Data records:
* START *
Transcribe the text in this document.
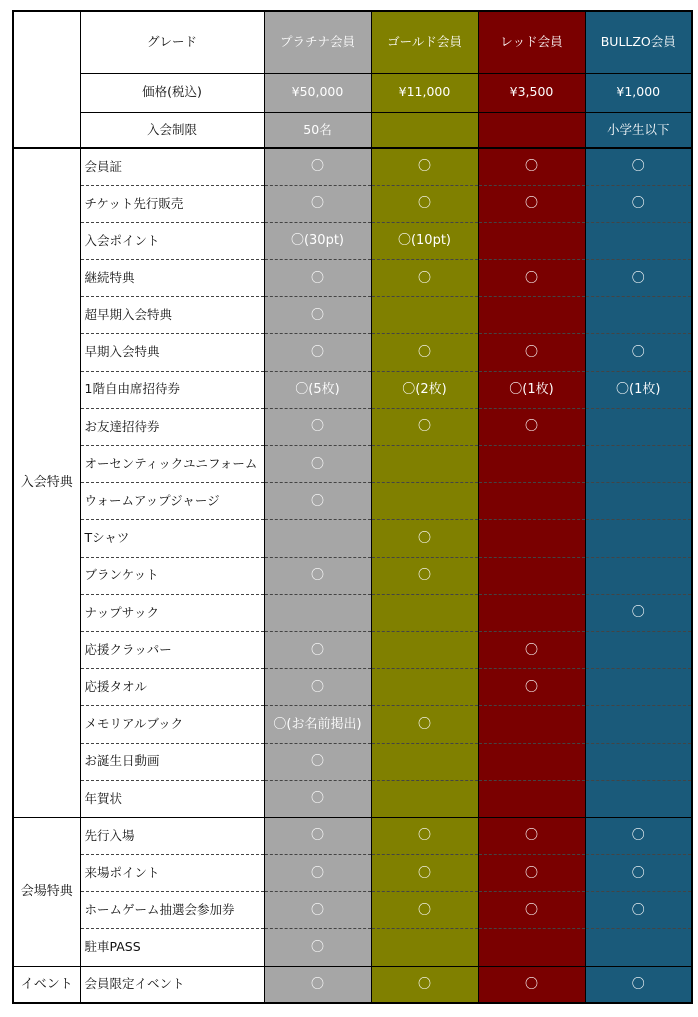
	グレード	プラチナ会員	ゴールド会員	レッド会員	BULLZO会員
	価格(税込)	¥50,000	¥11,000	¥3,500	¥1,000
	入会制限	50名			小学生以下
入会特典	会員証	〇	〇	〇	〇
	チケット先行販売	〇	〇	〇	〇
	入会ポイント	〇(30pt)	〇(10pt)		
	継続特典	〇	〇	〇	〇
	超早期入会特典	〇			
	早期入会特典	〇	〇	〇	〇
	1階自由席招待券	〇(5枚)	〇(2枚)	〇(1枚)	〇(1枚)
	お友達招待券	〇	〇	〇	
	オーセンティックユニフォーム	〇			
	ウォームアップジャージ	〇			
	Tシャツ		〇		
	ブランケット	〇	〇		
	ナップサック				〇
	応援クラッパー	〇		〇	
	応援タオル	〇		〇	
	メモリアルブック	〇(お名前掲出)	〇		
	お誕生日動画	〇			
	年賀状	〇			
会場特典	先行入場	〇	〇	〇	〇
	来場ポイント	〇	〇	〇	〇
	ホームゲーム抽選会参加券	〇	〇	〇	〇
	駐車PASS	〇			
イベント	会員限定イベント	〇	〇	〇	〇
* END *
▶ [Short exercise]
Exclude all images and restate the records above word for word.

▶ [The completed task]
Transcribe the text in this document.
	グレード	プラチナ会員	ゴールド会員	レッド会員	BULLZO会員
	価格(税込)	¥50,000	¥11,000	¥3,500	¥1,000
	入会制限	50名			小学生以下
入会特典	会員証	〇	〇	〇	〇
	チケット先行販売	〇	〇	〇	〇
	入会ポイント	〇(30pt)	〇(10pt)		
	継続特典	〇	〇	〇	〇
	超早期入会特典	〇			
	早期入会特典	〇	〇	〇	〇
	1階自由席招待券	〇(5枚)	〇(2枚)	〇(1枚)	〇(1枚)
	お友達招待券	〇	〇	〇	
	オーセンティックユニフォーム	〇			
	ウォームアップジャージ	〇			
	Tシャツ		〇		
	ブランケット	〇	〇		
	ナップサック				〇
	応援クラッパー	〇		〇	
	応援タオル	〇		〇	
	メモリアルブック	〇(お名前掲出)	〇		
	お誕生日動画	〇			
	年賀状	〇			
会場特典	先行入場	〇	〇	〇	〇
	来場ポイント	〇	〇	〇	〇
	ホームゲーム抽選会参加券	〇	〇	〇	〇
	駐車PASS	〇			
イベント	会員限定イベント	〇	〇	〇	〇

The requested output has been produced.